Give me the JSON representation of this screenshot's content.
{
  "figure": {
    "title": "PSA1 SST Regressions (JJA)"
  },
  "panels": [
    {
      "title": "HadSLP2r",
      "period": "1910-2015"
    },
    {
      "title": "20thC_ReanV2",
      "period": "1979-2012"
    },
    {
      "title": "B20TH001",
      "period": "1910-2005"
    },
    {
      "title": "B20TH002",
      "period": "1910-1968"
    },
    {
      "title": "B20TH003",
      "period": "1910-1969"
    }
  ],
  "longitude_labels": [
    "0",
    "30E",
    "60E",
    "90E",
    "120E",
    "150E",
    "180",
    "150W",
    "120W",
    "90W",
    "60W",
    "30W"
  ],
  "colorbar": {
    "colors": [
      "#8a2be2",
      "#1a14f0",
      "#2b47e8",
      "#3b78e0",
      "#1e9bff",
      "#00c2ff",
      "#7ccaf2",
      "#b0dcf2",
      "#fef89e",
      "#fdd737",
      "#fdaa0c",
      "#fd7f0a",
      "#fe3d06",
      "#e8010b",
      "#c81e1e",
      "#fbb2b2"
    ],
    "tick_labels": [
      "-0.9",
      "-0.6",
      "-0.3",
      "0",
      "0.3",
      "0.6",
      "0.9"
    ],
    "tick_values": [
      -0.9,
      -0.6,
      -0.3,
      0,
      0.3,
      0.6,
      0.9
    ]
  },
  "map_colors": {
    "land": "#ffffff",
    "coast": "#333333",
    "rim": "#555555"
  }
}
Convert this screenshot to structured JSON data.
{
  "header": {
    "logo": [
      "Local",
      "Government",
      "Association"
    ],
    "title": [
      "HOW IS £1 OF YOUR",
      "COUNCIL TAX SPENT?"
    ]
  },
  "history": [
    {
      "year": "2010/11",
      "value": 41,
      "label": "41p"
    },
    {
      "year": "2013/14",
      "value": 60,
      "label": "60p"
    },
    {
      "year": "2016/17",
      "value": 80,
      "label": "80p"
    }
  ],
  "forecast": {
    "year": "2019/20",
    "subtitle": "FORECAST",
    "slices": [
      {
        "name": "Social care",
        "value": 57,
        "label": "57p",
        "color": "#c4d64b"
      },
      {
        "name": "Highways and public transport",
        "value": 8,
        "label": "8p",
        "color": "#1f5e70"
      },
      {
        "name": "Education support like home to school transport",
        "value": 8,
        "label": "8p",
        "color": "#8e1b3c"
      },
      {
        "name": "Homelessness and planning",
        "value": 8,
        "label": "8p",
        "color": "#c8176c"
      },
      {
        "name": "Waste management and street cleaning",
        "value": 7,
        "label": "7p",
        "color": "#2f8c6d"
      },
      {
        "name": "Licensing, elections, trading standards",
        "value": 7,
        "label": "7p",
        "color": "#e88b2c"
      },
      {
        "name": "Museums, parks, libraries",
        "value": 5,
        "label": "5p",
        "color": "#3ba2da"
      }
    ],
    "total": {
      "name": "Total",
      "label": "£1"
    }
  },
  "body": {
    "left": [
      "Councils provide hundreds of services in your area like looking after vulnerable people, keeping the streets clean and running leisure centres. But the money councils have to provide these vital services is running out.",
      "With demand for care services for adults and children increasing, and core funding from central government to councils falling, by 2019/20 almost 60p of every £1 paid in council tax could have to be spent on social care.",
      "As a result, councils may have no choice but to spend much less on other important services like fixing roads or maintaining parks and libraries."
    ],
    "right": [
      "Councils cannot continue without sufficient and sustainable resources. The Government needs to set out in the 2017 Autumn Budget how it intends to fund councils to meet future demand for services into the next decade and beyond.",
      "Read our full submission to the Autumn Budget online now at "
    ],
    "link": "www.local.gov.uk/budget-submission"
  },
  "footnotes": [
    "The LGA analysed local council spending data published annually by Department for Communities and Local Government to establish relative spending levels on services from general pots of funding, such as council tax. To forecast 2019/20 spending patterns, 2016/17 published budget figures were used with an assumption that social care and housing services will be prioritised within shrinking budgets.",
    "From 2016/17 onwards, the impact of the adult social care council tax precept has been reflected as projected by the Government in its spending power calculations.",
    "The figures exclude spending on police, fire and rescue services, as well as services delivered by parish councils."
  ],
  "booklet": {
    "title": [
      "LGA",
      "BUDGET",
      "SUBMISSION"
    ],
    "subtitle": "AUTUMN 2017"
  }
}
---+---
Write out every line from the entries where "period" appears.

      "period": "1910-2015"
      "period": "1979-2012"
      "period": "1910-2005"
      "period": "1910-1968"
      "period": "1910-1969"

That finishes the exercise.